■ Objective:
Lines containing the word "name" should be extracted in full.

(Raw records)
START

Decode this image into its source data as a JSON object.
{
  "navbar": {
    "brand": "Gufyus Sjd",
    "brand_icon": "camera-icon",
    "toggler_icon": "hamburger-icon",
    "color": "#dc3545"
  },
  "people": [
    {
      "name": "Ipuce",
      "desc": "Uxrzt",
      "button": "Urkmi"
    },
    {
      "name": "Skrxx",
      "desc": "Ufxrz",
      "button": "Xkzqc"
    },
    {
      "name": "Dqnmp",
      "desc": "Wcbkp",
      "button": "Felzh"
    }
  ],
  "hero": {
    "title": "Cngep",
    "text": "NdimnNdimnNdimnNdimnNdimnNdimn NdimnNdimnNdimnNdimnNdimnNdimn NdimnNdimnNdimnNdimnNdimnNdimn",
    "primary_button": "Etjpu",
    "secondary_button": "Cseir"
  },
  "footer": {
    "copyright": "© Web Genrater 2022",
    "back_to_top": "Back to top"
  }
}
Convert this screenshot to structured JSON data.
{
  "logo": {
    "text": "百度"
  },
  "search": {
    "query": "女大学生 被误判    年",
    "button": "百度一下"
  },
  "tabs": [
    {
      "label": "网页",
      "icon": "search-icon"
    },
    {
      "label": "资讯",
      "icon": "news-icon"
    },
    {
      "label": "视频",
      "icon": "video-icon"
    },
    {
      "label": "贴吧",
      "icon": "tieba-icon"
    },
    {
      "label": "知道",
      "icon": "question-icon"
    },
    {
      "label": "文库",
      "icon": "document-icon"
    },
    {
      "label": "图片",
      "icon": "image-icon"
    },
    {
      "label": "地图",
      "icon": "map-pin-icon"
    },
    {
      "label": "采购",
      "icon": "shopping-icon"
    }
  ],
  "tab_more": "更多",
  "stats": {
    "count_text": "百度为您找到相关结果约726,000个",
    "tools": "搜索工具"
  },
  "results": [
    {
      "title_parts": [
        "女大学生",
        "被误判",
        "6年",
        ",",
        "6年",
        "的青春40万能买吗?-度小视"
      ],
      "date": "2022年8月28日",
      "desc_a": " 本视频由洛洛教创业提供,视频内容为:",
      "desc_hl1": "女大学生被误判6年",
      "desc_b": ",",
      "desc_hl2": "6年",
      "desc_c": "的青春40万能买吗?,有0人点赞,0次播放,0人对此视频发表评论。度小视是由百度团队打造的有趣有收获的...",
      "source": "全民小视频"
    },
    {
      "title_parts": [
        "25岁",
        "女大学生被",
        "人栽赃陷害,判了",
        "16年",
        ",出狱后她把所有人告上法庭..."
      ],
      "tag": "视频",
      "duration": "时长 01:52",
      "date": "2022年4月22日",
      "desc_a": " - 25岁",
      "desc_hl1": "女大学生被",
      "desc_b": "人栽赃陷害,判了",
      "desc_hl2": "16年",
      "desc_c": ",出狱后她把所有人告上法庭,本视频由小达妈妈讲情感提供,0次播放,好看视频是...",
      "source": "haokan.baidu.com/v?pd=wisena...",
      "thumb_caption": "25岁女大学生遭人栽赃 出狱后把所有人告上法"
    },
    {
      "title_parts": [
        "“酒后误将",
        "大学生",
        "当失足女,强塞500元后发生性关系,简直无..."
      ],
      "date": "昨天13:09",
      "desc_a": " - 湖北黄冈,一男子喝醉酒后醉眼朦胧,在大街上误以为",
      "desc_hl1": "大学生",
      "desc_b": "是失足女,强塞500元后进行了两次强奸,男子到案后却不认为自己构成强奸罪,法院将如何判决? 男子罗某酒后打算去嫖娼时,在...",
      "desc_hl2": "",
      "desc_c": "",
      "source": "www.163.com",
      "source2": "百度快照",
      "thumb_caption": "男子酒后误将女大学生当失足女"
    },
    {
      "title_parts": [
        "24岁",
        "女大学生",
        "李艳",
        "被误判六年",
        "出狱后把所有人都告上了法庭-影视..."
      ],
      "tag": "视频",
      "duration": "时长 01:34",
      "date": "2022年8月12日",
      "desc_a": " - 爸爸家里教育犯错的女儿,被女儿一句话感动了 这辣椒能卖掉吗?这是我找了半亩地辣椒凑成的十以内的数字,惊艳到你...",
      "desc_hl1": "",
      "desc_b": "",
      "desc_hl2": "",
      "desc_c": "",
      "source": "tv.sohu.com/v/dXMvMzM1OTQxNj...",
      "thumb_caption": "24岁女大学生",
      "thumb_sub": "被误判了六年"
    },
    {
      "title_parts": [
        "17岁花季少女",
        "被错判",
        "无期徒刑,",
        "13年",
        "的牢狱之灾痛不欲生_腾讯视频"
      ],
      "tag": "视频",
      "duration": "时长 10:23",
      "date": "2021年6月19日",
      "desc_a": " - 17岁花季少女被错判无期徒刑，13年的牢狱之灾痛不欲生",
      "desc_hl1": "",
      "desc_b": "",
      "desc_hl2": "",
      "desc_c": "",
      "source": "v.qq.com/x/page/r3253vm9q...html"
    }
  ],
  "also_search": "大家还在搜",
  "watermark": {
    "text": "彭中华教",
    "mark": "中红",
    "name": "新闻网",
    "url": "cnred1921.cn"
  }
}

END

■ Solution to the exercise:
      "name": "Ipuce",
      "name": "Skrxx",
      "name": "Dqnmp",
    "name": "新闻网",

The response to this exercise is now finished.